Given instruction: From the line with "Enumerate this screenshot's" through the final line, transcribe the material below character for character; include no other lines.

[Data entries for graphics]
··········

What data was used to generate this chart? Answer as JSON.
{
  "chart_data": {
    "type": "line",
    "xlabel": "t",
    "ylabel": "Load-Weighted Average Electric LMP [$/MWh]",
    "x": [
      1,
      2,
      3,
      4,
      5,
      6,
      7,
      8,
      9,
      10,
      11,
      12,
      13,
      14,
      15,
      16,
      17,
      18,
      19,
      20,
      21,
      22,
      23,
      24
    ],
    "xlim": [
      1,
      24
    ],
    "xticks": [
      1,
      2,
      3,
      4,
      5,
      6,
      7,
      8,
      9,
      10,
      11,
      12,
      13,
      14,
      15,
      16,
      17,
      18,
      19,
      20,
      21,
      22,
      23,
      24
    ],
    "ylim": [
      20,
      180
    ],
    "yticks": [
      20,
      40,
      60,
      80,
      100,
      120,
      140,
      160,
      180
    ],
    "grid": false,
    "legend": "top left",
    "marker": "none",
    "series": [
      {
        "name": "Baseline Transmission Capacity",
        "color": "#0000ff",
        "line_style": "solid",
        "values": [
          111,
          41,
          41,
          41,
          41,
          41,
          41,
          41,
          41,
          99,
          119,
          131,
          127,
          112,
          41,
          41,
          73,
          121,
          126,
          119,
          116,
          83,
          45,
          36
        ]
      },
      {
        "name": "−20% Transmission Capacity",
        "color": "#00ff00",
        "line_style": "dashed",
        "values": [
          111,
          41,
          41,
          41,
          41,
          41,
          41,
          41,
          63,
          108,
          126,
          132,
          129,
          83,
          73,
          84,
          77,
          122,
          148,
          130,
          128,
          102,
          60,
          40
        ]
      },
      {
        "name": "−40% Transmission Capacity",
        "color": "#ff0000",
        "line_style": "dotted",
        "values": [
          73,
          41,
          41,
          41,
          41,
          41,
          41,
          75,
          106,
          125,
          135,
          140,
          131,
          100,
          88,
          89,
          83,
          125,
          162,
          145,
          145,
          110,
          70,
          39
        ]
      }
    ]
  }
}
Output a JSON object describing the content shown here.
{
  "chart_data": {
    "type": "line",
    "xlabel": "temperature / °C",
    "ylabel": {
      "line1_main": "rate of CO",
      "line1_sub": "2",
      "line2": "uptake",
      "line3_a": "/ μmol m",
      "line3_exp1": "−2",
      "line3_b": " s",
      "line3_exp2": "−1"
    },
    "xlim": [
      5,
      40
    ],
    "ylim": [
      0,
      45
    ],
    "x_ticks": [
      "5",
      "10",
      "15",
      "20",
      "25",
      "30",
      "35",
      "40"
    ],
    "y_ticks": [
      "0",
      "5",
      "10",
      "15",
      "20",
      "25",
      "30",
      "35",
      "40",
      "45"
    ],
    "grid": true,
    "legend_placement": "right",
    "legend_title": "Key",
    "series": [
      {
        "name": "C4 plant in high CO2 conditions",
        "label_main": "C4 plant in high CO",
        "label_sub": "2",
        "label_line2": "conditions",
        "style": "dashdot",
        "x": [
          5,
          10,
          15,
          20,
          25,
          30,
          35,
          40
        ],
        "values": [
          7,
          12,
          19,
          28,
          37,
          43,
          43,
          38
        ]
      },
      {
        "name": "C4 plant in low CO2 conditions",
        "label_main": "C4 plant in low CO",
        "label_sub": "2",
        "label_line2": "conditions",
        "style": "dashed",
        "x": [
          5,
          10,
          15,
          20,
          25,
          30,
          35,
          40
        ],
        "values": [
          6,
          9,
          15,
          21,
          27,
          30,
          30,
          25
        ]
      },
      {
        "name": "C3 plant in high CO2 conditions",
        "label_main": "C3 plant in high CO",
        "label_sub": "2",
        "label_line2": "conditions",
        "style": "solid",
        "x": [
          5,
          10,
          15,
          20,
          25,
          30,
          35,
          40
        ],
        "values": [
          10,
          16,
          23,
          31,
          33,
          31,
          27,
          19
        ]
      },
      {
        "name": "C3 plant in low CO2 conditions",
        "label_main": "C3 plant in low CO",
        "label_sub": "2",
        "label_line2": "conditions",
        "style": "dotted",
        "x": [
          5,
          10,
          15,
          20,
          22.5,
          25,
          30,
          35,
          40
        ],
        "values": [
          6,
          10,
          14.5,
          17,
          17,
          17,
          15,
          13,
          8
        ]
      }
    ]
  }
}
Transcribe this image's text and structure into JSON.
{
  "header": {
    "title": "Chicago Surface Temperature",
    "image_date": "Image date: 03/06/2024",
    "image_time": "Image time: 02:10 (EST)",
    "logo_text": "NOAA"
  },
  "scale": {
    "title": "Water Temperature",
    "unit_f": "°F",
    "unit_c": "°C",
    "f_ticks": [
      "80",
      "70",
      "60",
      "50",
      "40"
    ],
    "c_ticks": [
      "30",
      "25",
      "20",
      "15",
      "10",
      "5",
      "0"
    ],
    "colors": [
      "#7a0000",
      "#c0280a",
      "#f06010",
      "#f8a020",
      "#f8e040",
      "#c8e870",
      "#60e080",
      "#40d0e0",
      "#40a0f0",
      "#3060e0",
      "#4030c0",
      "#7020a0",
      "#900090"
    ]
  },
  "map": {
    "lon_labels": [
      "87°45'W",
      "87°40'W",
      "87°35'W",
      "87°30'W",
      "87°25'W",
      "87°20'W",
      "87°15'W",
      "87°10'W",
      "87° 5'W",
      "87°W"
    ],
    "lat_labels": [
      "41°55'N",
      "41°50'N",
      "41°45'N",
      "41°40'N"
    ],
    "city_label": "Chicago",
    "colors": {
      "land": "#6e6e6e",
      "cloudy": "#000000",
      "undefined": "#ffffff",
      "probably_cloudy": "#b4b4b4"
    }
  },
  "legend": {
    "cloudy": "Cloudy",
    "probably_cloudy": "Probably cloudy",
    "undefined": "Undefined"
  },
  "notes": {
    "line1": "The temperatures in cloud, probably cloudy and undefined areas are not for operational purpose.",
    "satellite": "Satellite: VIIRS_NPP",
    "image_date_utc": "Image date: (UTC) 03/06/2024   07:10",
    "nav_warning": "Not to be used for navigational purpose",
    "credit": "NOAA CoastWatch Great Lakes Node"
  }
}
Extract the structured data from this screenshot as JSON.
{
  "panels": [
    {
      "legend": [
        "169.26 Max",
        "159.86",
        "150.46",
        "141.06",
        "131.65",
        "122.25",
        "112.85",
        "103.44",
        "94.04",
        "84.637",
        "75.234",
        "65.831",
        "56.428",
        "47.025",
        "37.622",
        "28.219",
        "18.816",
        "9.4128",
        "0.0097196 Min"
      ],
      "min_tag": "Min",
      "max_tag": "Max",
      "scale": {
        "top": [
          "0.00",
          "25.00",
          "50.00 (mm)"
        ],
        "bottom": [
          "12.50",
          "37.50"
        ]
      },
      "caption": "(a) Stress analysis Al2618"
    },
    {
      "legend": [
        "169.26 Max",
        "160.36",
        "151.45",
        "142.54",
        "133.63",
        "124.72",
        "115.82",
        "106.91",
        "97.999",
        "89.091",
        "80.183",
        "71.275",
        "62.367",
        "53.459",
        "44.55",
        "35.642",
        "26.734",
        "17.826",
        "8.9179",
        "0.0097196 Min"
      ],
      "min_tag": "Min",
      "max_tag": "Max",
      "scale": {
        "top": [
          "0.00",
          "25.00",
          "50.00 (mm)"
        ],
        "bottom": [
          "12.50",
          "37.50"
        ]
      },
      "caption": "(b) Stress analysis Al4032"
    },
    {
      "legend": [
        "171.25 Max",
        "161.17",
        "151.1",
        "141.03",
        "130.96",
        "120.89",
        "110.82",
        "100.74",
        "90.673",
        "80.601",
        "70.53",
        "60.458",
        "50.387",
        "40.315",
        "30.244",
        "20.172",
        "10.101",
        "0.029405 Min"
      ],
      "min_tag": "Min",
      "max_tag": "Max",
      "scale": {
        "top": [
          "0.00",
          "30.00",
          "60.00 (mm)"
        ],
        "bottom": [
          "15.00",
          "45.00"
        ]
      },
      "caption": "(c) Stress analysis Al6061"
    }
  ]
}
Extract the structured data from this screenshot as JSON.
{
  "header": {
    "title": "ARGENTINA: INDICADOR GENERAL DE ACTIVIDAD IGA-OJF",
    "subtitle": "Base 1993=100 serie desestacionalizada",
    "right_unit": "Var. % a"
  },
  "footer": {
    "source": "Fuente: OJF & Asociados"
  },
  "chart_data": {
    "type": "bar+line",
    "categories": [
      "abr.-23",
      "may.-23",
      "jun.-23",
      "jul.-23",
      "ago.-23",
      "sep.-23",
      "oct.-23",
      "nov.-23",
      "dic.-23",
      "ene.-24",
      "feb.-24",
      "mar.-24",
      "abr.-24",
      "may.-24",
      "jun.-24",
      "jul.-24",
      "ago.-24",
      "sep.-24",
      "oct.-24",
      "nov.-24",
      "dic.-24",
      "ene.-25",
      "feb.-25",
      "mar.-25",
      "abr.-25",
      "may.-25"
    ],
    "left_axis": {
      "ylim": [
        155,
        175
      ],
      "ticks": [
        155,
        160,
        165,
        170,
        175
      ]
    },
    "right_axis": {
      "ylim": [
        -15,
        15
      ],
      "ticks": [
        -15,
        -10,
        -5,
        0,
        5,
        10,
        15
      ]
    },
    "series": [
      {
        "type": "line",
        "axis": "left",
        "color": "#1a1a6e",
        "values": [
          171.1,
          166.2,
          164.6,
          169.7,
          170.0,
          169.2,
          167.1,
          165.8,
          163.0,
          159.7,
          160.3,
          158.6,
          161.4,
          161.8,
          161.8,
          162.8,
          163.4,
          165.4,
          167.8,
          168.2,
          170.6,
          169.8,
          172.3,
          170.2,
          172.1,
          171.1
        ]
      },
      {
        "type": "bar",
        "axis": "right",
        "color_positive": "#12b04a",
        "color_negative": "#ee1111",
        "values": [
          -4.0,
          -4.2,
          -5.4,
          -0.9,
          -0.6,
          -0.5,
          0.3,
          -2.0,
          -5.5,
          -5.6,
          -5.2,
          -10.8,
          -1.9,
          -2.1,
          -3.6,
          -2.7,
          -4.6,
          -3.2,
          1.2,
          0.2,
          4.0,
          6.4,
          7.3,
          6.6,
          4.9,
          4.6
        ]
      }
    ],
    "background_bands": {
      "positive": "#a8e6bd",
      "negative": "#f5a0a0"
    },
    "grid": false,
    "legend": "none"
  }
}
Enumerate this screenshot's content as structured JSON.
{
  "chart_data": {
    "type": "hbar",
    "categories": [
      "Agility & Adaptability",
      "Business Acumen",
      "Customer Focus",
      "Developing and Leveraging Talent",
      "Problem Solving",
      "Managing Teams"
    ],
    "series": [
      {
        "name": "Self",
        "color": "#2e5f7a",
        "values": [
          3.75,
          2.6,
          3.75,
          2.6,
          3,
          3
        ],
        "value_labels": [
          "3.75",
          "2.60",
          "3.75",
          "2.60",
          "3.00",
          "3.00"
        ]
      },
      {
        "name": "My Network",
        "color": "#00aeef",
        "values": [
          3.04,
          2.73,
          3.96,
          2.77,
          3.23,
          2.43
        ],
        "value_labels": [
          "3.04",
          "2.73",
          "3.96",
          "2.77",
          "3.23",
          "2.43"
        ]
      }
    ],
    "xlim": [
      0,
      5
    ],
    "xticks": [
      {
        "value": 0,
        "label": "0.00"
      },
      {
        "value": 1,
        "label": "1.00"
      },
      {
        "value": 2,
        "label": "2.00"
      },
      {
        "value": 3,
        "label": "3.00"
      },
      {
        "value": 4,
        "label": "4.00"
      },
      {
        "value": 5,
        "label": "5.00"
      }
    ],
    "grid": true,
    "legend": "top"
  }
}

··········

Answer to this exercise:
Enumerate this screenshot's content as structured JSON.
{
  "chart_data": {
    "type": "hbar",
    "categories": [
      "Agility & Adaptability",
      "Business Acumen",
      "Customer Focus",
      "Developing and Leveraging Talent",
      "Problem Solving",
      "Managing Teams"
    ],
    "series": [
      {
        "name": "Self",
        "color": "#2e5f7a",
        "values": [
          3.75,
          2.6,
          3.75,
          2.6,
          3,
          3
        ],
        "value_labels": [
          "3.75",
          "2.60",
          "3.75",
          "2.60",
          "3.00",
          "3.00"
        ]
      },
      {
        "name": "My Network",
        "color": "#00aeef",
        "values": [
          3.04,
          2.73,
          3.96,
          2.77,
          3.23,
          2.43
        ],
        "value_labels": [
          "3.04",
          "2.73",
          "3.96",
          "2.77",
          "3.23",
          "2.43"
        ]
      }
    ],
    "xlim": [
      0,
      5
    ],
    "xticks": [
      {
        "value": 0,
        "label": "0.00"
      },
      {
        "value": 1,
        "label": "1.00"
      },
      {
        "value": 2,
        "label": "2.00"
      },
      {
        "value": 3,
        "label": "3.00"
      },
      {
        "value": 4,
        "label": "4.00"
      },
      {
        "value": 5,
        "label": "5.00"
      }
    ],
    "grid": true,
    "legend": "top"
  }
}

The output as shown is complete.